Among the lines below, list those containing the string "kind".

[Start of Material provided]

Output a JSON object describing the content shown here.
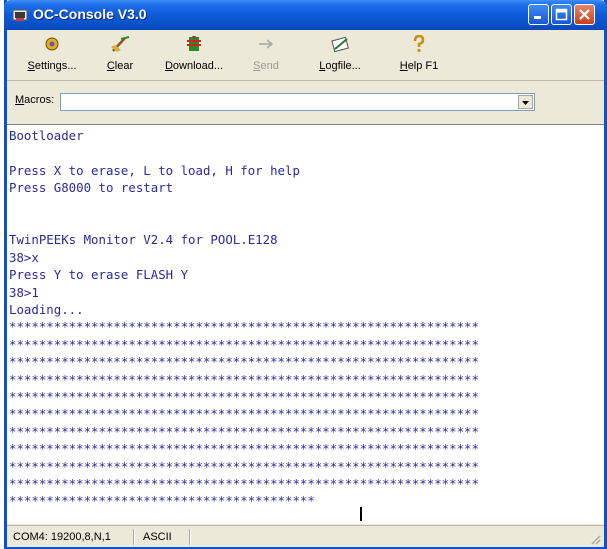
{
  "window": {
    "title": "OC-Console V3.0"
  },
  "toolbar": {
    "items": [
      {
        "accel": "S",
        "rest": "ettings...",
        "icon": "settings-icon",
        "enabled": true
      },
      {
        "accel": "C",
        "rest": "lear",
        "icon": "clear-icon",
        "enabled": true
      },
      {
        "accel": "D",
        "rest": "ownload...",
        "icon": "download-icon",
        "enabled": true
      },
      {
        "accel": "S",
        "rest": "end",
        "icon": "send-icon",
        "enabled": false
      },
      {
        "accel": "L",
        "rest": "ogfile...",
        "icon": "logfile-icon",
        "enabled": true
      },
      {
        "accel": "H",
        "rest": "elp F1",
        "icon": "help-icon",
        "enabled": true
      }
    ]
  },
  "macros": {
    "accel": "M",
    "rest": "acros:",
    "value": ""
  },
  "console": {
    "lines": [
      "Bootloader",
      "",
      "Press X to erase, L to load, H for help",
      "Press G8000 to restart",
      "",
      "",
      "TwinPEEKs Monitor V2.4 for POOL.E128",
      "38>x",
      "Press Y to erase FLASH Y",
      "38>1",
      "Loading...",
      "***************************************************************",
      "***************************************************************",
      "***************************************************************",
      "***************************************************************",
      "***************************************************************",
      "***************************************************************",
      "***************************************************************",
      "***************************************************************",
      "***************************************************************",
      "***************************************************************",
      "*****************************************"
    ]
  },
  "status": {
    "port": "COM4: 19200,8,N,1",
    "mode": "ASCII"
  },
  "colors": {
    "titlebar": "#0A50C8",
    "console_text": "#2A2A9E",
    "face": "#ECE9D8"
  }
}
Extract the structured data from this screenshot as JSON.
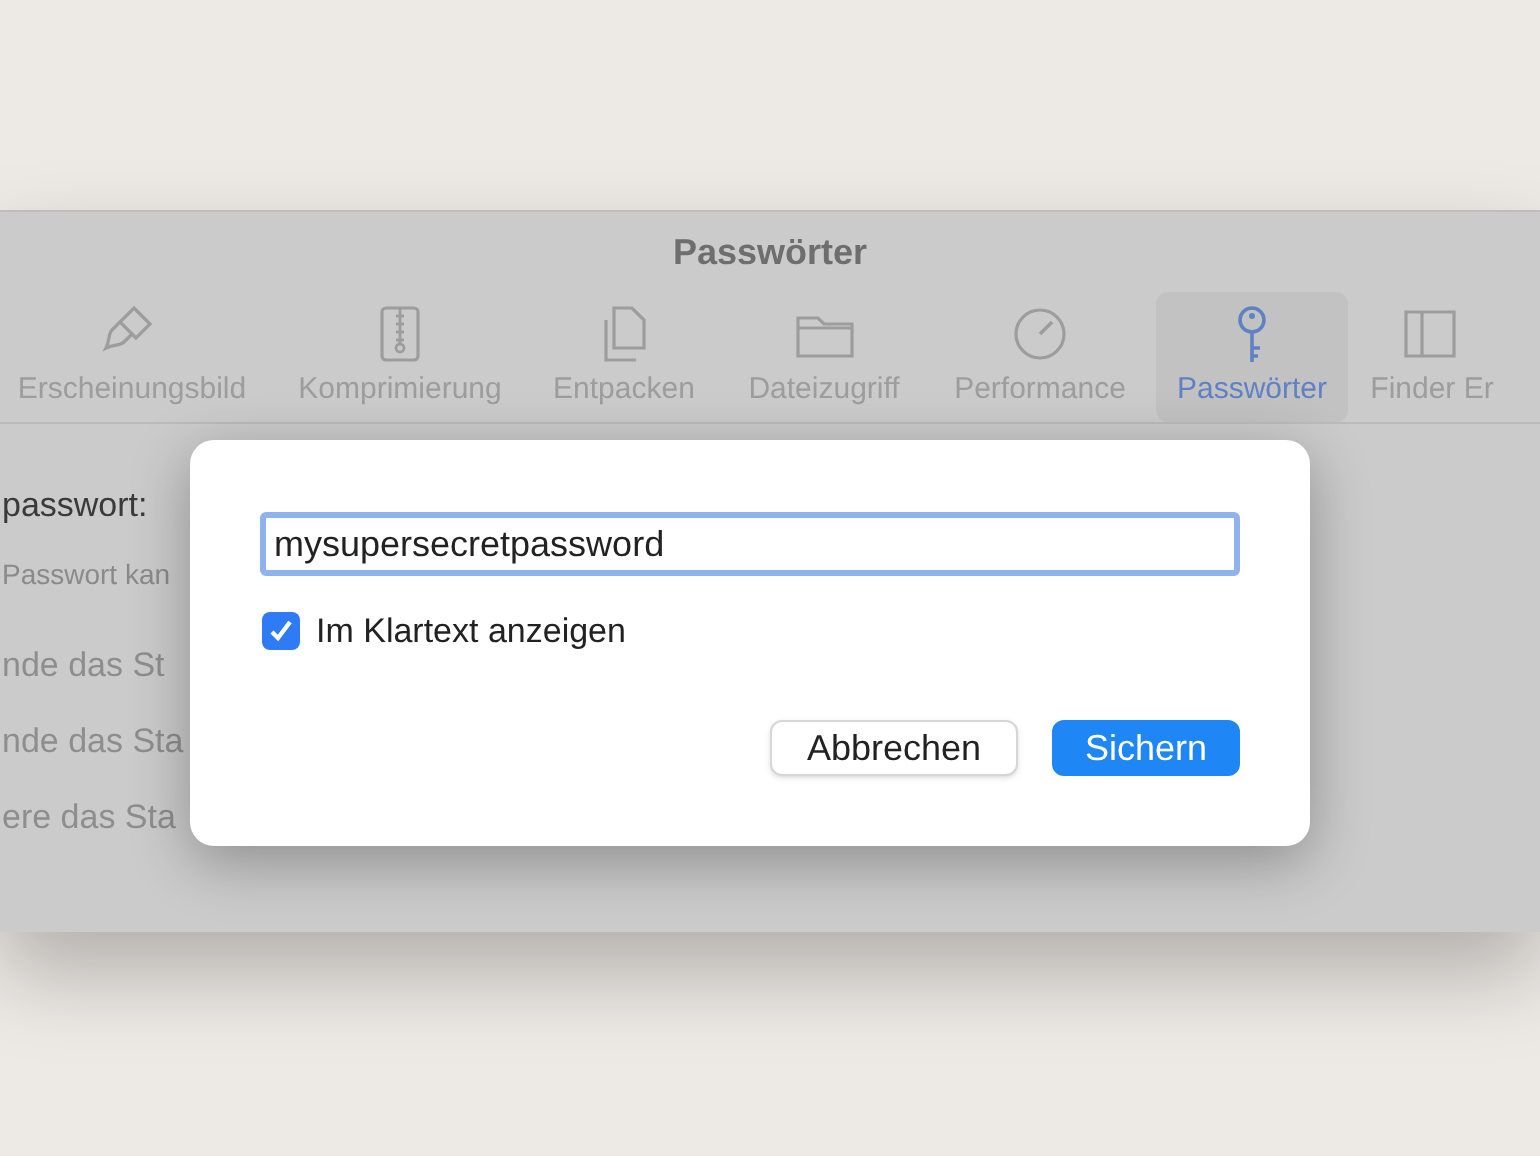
{
  "window": {
    "title": "Passwörter"
  },
  "toolbar": [
    {
      "label": "Erscheinungsbild",
      "selected": false
    },
    {
      "label": "Komprimierung",
      "selected": false
    },
    {
      "label": "Entpacken",
      "selected": false
    },
    {
      "label": "Dateizugriff",
      "selected": false
    },
    {
      "label": "Performance",
      "selected": false
    },
    {
      "label": "Passwörter",
      "selected": true
    },
    {
      "label": "Finder Er",
      "selected": false
    }
  ],
  "background_text": [
    {
      "kind": "label",
      "text": "passwort:"
    },
    {
      "kind": "note",
      "text": "Passwort kan"
    },
    {
      "kind": "option",
      "text": "nde das St"
    },
    {
      "kind": "option",
      "text": "nde das Sta"
    },
    {
      "kind": "option",
      "text": "ere das Sta"
    }
  ],
  "dialog": {
    "password": "mysupersecretpassword",
    "show_plain": {
      "label": "Im Klartext anzeigen",
      "checked": true
    },
    "buttons": [
      {
        "label": "Abbrechen",
        "kind": "secondary"
      },
      {
        "label": "Sichern",
        "kind": "primary"
      }
    ]
  }
}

[End of Material provided]

> [Solution below]
      "kind": "label",
      "kind": "note",
      "kind": "option",
      "kind": "option",
      "kind": "option",
        "kind": "secondary"
        "kind": "primary"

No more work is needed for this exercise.